Dataset items:
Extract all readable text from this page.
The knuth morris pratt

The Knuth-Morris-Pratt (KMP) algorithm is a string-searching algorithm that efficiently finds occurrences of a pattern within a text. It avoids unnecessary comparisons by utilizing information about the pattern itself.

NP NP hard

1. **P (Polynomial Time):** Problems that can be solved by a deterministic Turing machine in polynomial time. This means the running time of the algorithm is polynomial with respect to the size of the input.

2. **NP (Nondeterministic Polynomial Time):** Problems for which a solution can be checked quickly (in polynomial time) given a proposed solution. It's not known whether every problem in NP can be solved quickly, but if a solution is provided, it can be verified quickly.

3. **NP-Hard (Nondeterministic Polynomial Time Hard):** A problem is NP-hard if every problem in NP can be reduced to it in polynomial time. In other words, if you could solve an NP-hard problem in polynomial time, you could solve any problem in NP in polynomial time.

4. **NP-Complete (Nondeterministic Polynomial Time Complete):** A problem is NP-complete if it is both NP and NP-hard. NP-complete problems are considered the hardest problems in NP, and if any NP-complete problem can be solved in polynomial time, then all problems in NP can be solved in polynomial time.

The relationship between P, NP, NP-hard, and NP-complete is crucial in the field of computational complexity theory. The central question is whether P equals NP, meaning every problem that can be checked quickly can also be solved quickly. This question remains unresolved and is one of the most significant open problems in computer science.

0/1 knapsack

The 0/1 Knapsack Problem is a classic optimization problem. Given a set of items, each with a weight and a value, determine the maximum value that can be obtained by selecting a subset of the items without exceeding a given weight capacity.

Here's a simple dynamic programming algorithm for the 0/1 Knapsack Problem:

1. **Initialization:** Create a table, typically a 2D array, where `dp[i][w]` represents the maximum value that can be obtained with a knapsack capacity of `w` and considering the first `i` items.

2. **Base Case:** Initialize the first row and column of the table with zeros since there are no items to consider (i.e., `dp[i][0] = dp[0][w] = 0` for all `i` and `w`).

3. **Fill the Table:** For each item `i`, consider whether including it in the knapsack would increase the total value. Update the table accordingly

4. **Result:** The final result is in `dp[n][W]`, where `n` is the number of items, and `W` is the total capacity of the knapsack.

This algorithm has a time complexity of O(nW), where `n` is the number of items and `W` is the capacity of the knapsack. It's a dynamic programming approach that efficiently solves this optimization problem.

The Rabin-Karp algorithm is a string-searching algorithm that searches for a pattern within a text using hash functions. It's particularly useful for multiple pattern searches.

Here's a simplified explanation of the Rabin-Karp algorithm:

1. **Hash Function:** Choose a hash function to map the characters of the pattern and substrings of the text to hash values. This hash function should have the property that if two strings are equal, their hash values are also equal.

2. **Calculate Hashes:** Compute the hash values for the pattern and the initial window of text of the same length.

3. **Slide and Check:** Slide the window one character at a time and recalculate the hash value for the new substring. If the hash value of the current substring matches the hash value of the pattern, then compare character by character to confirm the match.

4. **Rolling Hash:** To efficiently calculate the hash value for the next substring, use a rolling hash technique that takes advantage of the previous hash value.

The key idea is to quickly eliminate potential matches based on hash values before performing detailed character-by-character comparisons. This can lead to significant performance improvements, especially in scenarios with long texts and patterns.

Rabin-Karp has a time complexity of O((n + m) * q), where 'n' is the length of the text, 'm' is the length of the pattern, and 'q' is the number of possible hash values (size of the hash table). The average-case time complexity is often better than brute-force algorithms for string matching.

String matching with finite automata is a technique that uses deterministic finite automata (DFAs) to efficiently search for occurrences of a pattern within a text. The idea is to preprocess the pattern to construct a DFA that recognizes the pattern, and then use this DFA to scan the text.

TASK GOAL
Among the lines above, count those containing the word "programming" and give nothing but the result.

OUTPUT OF THE EXERCISE
2